Print these items exactly as they appear, starting with the line that contains "page-footer: 82 www.xilinx.com" and going on through the line that contains "table-row: 4-0 All".
— start of Excerpted records —
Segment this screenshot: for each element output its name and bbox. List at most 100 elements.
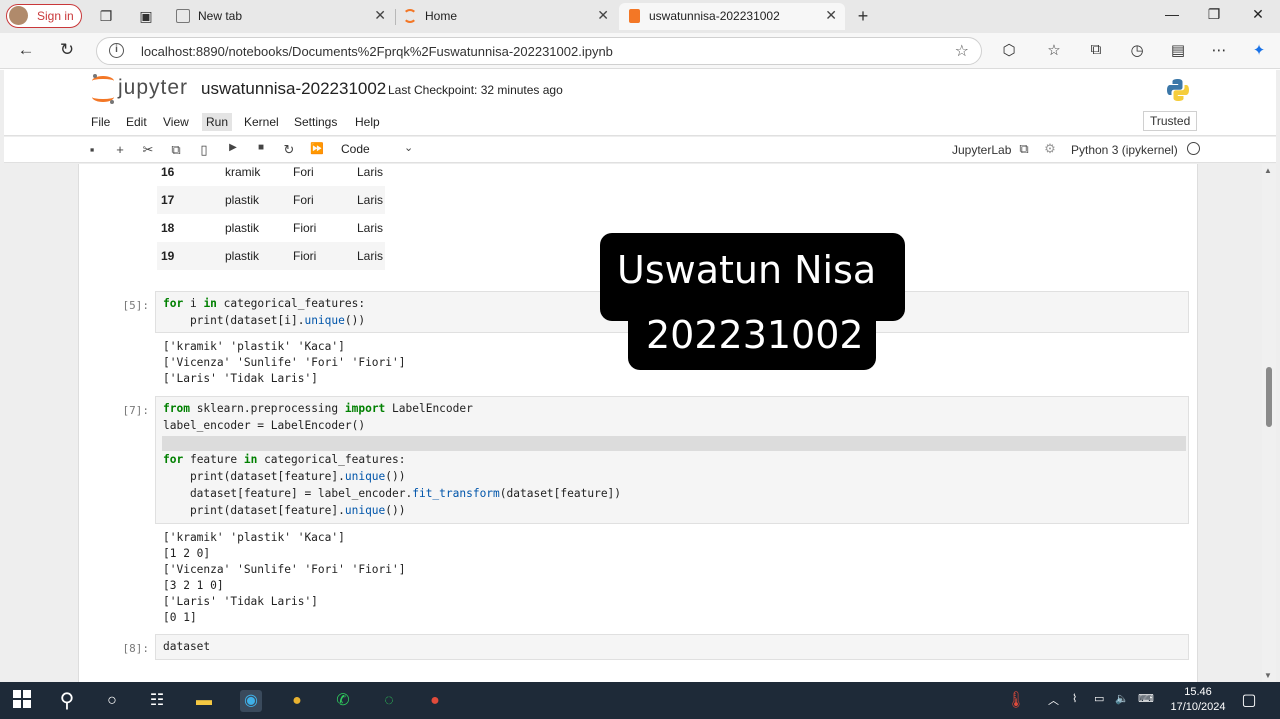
volume-icon[interactable]: 🔈 [1115,692,1129,705]
scroll-up-icon[interactable]: ▲ [1264,166,1272,175]
refresh-icon[interactable]: ↻ [56,40,78,60]
cell-output: [0 1] [163,611,197,624]
cut-icon[interactable]: ✂ [140,142,156,158]
table-cell: plastik [225,221,260,235]
add-cell-icon[interactable]: + [112,142,128,157]
restore-icon[interactable]: ❐ [1204,6,1224,23]
weather-icon[interactable]: 🌡 [1005,690,1027,712]
menu-view[interactable]: View [163,115,189,129]
jupyter-header: jupyter uswatunnisa-202231002 Last Check… [4,70,1276,108]
file-explorer-icon[interactable]: ▬ [193,690,215,712]
trusted-badge[interactable]: Trusted [1143,111,1198,131]
notebook-title[interactable]: uswatunnisa-202231002 [201,79,386,99]
restart-icon[interactable]: ↻ [281,142,297,158]
kernel-name[interactable]: Python 3 (ipykernel) [1071,143,1178,157]
workspaces-icon[interactable]: ❐ [98,8,114,24]
jupyterlab-link[interactable]: JupyterLab [952,143,1011,157]
close-window-icon[interactable]: ✕ [1248,6,1268,23]
vertical-scrollbar[interactable]: ▲ ▼ [1262,164,1276,682]
edge-icon[interactable]: ◉ [240,690,262,712]
history-icon[interactable]: ◷ [1126,41,1148,59]
tab-new-tab[interactable]: New tab ✕ [168,3,394,30]
chrome-alt-icon[interactable]: ● [424,690,446,712]
menu-file[interactable]: File [91,115,110,129]
code-line: from sklearn.preprocessing import LabelE… [163,402,473,415]
tab-actions-icon[interactable]: ▣ [138,8,154,24]
tab-home[interactable]: Home ✕ [395,3,617,30]
screenshot-icon[interactable]: ▤ [1167,41,1189,59]
table-cell: Fori [293,165,314,179]
new-tab-icon[interactable]: + [855,7,871,25]
minimize-icon[interactable]: — [1162,6,1182,22]
collections-icon[interactable]: ⧉ [1085,41,1107,58]
row-index: 19 [161,249,175,263]
app-ring-icon[interactable]: ◌ [378,690,400,712]
save-icon[interactable]: ▪ [84,142,100,157]
chrome-icon[interactable]: ● [286,690,308,712]
address-bar[interactable]: i localhost:8890/notebooks/Documents%2Fp… [96,37,982,65]
run-icon[interactable]: ▶ [225,142,241,153]
new-tab-icon [176,9,190,23]
close-icon[interactable]: ✕ [597,7,609,24]
stop-icon[interactable]: ■ [253,142,269,153]
chevron-down-icon[interactable]: ⌄ [404,141,413,154]
menu-kernel[interactable]: Kernel [244,115,279,129]
copy-icon[interactable]: ⧉ [168,142,184,158]
cell-prompt: [8]: [122,642,150,655]
close-icon[interactable]: ✕ [374,7,386,24]
task-view-icon[interactable]: ○ [101,690,123,712]
table-cell: Fiori [293,221,317,235]
notebook-toolbar: ▪ + ✂ ⧉ ▯ ▶ ■ ↻ ⏩ Code ⌄ JupyterLab ⧉ ⚙ … [4,137,1276,163]
windows-start-icon[interactable] [11,690,33,712]
search-icon[interactable]: ⚲ [56,690,78,712]
site-info-icon[interactable]: i [109,43,124,58]
code-line: print(dataset[feature].unique()) [163,470,406,483]
copilot-icon[interactable]: ✦ [1248,41,1270,59]
menu-settings[interactable]: Settings [294,115,337,129]
clock[interactable]: 15.46 17/10/2024 [1166,685,1230,715]
favorites-icon[interactable]: ☆ [1043,41,1065,59]
table-row: 18 plastik Fiori Laris [157,214,385,242]
paste-icon[interactable]: ▯ [196,142,212,158]
cell-output: [1 2 0] [163,547,211,560]
notebook-favicon-icon [629,9,640,23]
cell-output: ['Vicenza' 'Sunlife' 'Fori' 'Fiori'] [163,356,406,369]
code-cell[interactable]: dataset [155,634,1189,660]
keyboard-icon[interactable]: ⌨ [1138,692,1154,705]
widgets-icon[interactable]: ☷ [146,690,168,712]
cell-output: ['Laris' 'Tidak Laris'] [163,372,318,385]
code-line: for i in categorical_features: [163,297,366,310]
whatsapp-icon[interactable]: ✆ [332,690,354,712]
url-text: localhost:8890/notebooks/Documents%2Fprq… [141,44,613,59]
tab-title: Home [425,9,458,23]
row-index: 17 [161,193,175,207]
notifications-icon[interactable]: ▢ [1238,690,1260,712]
table-row: 17 plastik Fori Laris [157,186,385,214]
back-icon[interactable]: ← [15,40,37,60]
scroll-thumb[interactable] [1266,367,1272,427]
menu-edit[interactable]: Edit [126,115,147,129]
browser-tab-strip: Sign in ❐ ▣ New tab ✕ Home ✕ uswatunnisa… [0,0,1280,33]
external-link-icon[interactable]: ⧉ [1016,141,1032,157]
extensions-icon[interactable]: ⬡ [998,41,1020,59]
scroll-down-icon[interactable]: ▼ [1264,671,1272,680]
jupyter-favicon-icon [403,9,417,23]
row-index: 18 [161,221,175,235]
python-logo-icon [1167,79,1189,101]
favorite-star-icon[interactable]: ☆ [955,41,969,61]
more-options-icon[interactable]: ⋯ [1208,41,1230,59]
cell-output: ['kramik' 'plastik' 'Kaca'] [163,340,345,353]
network-icon[interactable]: ⌇ [1072,692,1077,705]
battery-icon[interactable]: ▭ [1094,692,1104,705]
restart-run-all-icon[interactable]: ⏩ [309,142,325,155]
menu-help[interactable]: Help [355,115,380,129]
menu-run[interactable]: Run [202,113,233,131]
tab-notebook[interactable]: uswatunnisa-202231002 ✕ [619,3,845,30]
watermark-id: 202231002 [646,313,864,357]
table-cell: plastik [225,249,260,263]
tray-chevron-icon[interactable]: ︿ [1048,692,1059,708]
code-cell[interactable]: from sklearn.preprocessing import LabelE… [155,396,1189,524]
close-icon[interactable]: ✕ [825,7,837,24]
sign-in-button[interactable]: Sign in [6,4,82,28]
cell-type-select[interactable]: Code [341,142,370,156]
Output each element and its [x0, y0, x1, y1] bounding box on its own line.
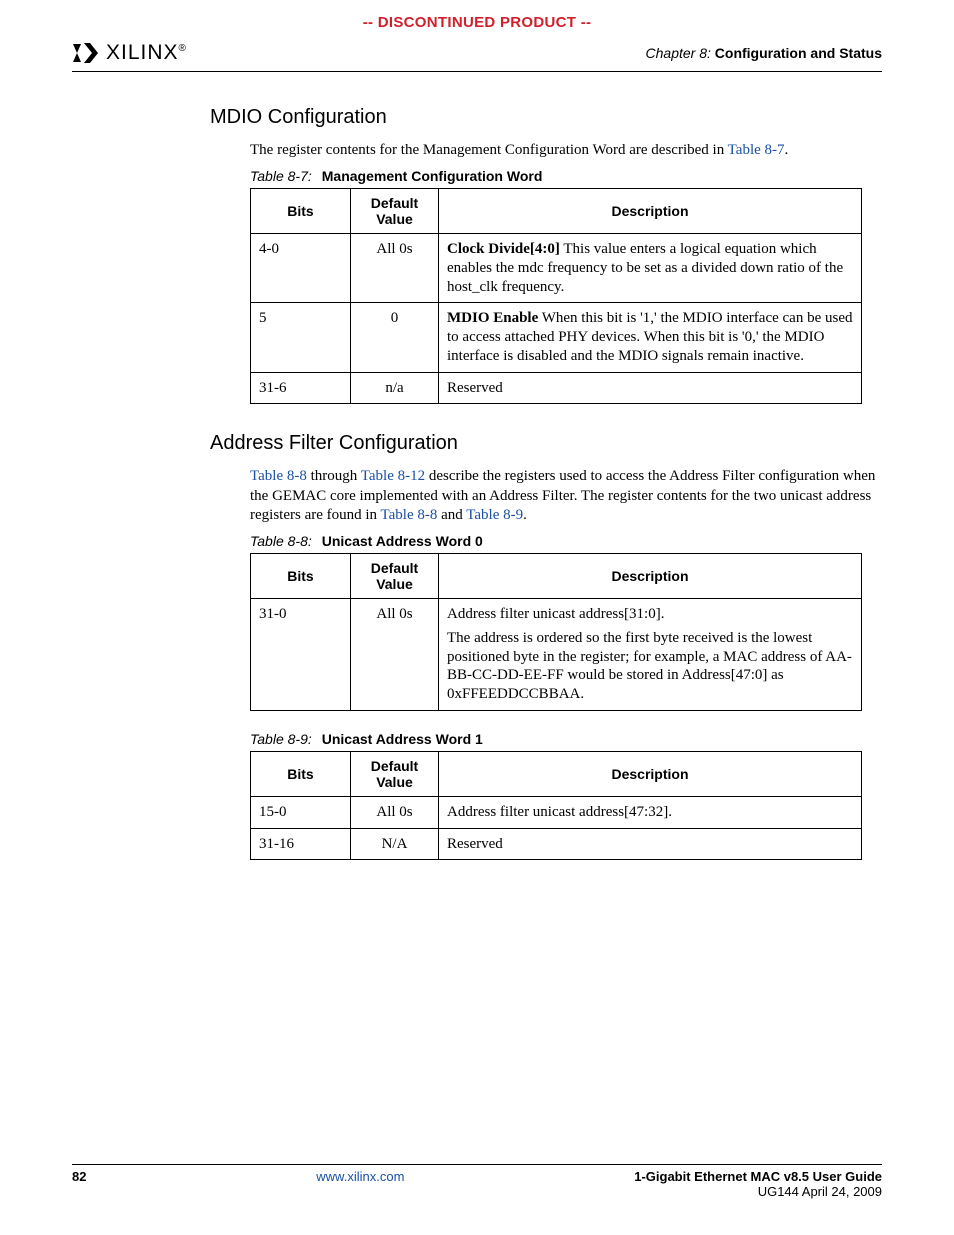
page-footer: 82 www.xilinx.com 1-Gigabit Ethernet MAC… — [72, 1164, 882, 1199]
caption-table-8-7: Table 8-7:Management Configuration Word — [250, 168, 882, 184]
cell-bits: 31-6 — [251, 372, 351, 404]
table-8-7: Bits Default Value Description 4-0 All 0… — [250, 188, 862, 404]
cell-default: All 0s — [351, 234, 439, 303]
page-header: XILINX® Chapter 8: Configuration and Sta… — [0, 37, 954, 65]
th-description: Description — [439, 554, 862, 599]
table-header-row: Bits Default Value Description — [251, 554, 862, 599]
cell-desc: Clock Divide[4:0] This value enters a lo… — [439, 234, 862, 303]
cell-default: n/a — [351, 372, 439, 404]
cell-default: N/A — [351, 828, 439, 860]
cell-default: All 0s — [351, 796, 439, 828]
page-content: MDIO Configuration The register contents… — [0, 72, 954, 860]
footer-url[interactable]: www.xilinx.com — [86, 1169, 634, 1199]
table-header-row: Bits Default Value Description — [251, 189, 862, 234]
cell-desc: Address filter unicast address[31:0]. Th… — [439, 599, 862, 711]
table-8-8: Bits Default Value Description 31-0 All … — [250, 553, 862, 711]
table-row: 4-0 All 0s Clock Divide[4:0] This value … — [251, 234, 862, 303]
table-header-row: Bits Default Value Description — [251, 751, 862, 796]
page-number: 82 — [72, 1169, 86, 1199]
th-description: Description — [439, 189, 862, 234]
section-heading-mdio: MDIO Configuration — [210, 106, 882, 129]
cell-bits: 5 — [251, 303, 351, 372]
table-8-9: Bits Default Value Description 15-0 All … — [250, 751, 862, 861]
logo-text: XILINX® — [106, 41, 187, 65]
chapter-title: Configuration and Status — [715, 45, 882, 61]
doc-id-date: UG144 April 24, 2009 — [634, 1184, 882, 1199]
cell-desc: Reserved — [439, 828, 862, 860]
chapter-label: Chapter 8: Configuration and Status — [646, 45, 882, 61]
cell-desc: Reserved — [439, 372, 862, 404]
th-default: Default Value — [351, 554, 439, 599]
link-table-8-8[interactable]: Table 8-8 — [250, 468, 307, 484]
th-bits: Bits — [251, 189, 351, 234]
cell-default: 0 — [351, 303, 439, 372]
caption-table-8-8: Table 8-8:Unicast Address Word 0 — [250, 533, 882, 549]
cell-bits: 31-16 — [251, 828, 351, 860]
link-table-8-8b[interactable]: Table 8-8 — [381, 507, 438, 523]
table-row: 31-0 All 0s Address filter unicast addre… — [251, 599, 862, 711]
th-bits: Bits — [251, 751, 351, 796]
th-default: Default Value — [351, 751, 439, 796]
section-heading-addr-filter: Address Filter Configuration — [210, 432, 882, 455]
chapter-prefix: Chapter 8: — [646, 45, 711, 61]
footer-rule — [72, 1164, 882, 1165]
logo: XILINX® — [72, 41, 187, 65]
table-row: 15-0 All 0s Address filter unicast addre… — [251, 796, 862, 828]
footer-right: 1-Gigabit Ethernet MAC v8.5 User Guide U… — [634, 1169, 882, 1199]
cell-bits: 31-0 — [251, 599, 351, 711]
link-table-8-12[interactable]: Table 8-12 — [361, 468, 425, 484]
cell-desc: MDIO Enable When this bit is '1,' the MD… — [439, 303, 862, 372]
cell-bits: 15-0 — [251, 796, 351, 828]
caption-table-8-9: Table 8-9:Unicast Address Word 1 — [250, 731, 882, 747]
addr-filter-intro: Table 8-8 through Table 8-12 describe th… — [250, 467, 882, 525]
cell-default: All 0s — [351, 599, 439, 711]
th-bits: Bits — [251, 554, 351, 599]
th-description: Description — [439, 751, 862, 796]
link-table-8-9[interactable]: Table 8-9 — [466, 507, 523, 523]
cell-desc: Address filter unicast address[47:32]. — [439, 796, 862, 828]
mdio-intro: The register contents for the Management… — [250, 141, 882, 160]
table-row: 31-16 N/A Reserved — [251, 828, 862, 860]
discontinued-banner: -- DISCONTINUED PRODUCT -- — [0, 0, 954, 37]
cell-bits: 4-0 — [251, 234, 351, 303]
table-row: 5 0 MDIO Enable When this bit is '1,' th… — [251, 303, 862, 372]
xilinx-mark-icon — [72, 41, 104, 65]
th-default: Default Value — [351, 189, 439, 234]
table-row: 31-6 n/a Reserved — [251, 372, 862, 404]
link-table-8-7[interactable]: Table 8-7 — [728, 142, 785, 158]
doc-title: 1-Gigabit Ethernet MAC v8.5 User Guide — [634, 1169, 882, 1184]
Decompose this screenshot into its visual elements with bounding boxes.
— end of Excerpted records —
Exercise response:
page-footer: 82 www.xilinx.com 1-Gigabit Ethernet MAC… — [72, 1164, 882, 1199]
caption-table-8-7: Table 8-7:Management Configuration Word — [250, 168, 882, 184]
cell-bits: 31-6 — [251, 372, 351, 404]
table-8-7: Bits Default Value Description 4-0 All 0… — [250, 188, 862, 404]
cell-default: All 0s — [351, 234, 439, 303]
page-header: XILINX® Chapter 8: Configuration and Sta… — [0, 37, 954, 65]
th-description: Description — [439, 554, 862, 599]
table-header-row: Bits Default Value Description — [251, 554, 862, 599]
cell-desc: Clock Divide[4:0] This value enters a lo… — [439, 234, 862, 303]
cell-default: n/a — [351, 372, 439, 404]
cell-default: N/A — [351, 828, 439, 860]
cell-default: All 0s — [351, 796, 439, 828]
page-content: MDIO Configuration The register contents… — [0, 72, 954, 860]
footer-url[interactable]: www.xilinx.com — [86, 1169, 634, 1199]
table-header-row: Bits Default Value Description — [251, 189, 862, 234]
cell-desc: Address filter unicast address[31:0]. Th… — [439, 599, 862, 711]
table-8-8: Bits Default Value Description 31-0 All … — [250, 553, 862, 711]
table-row: 4-0 All 0s Clock Divide[4:0] This value … — [251, 234, 862, 303]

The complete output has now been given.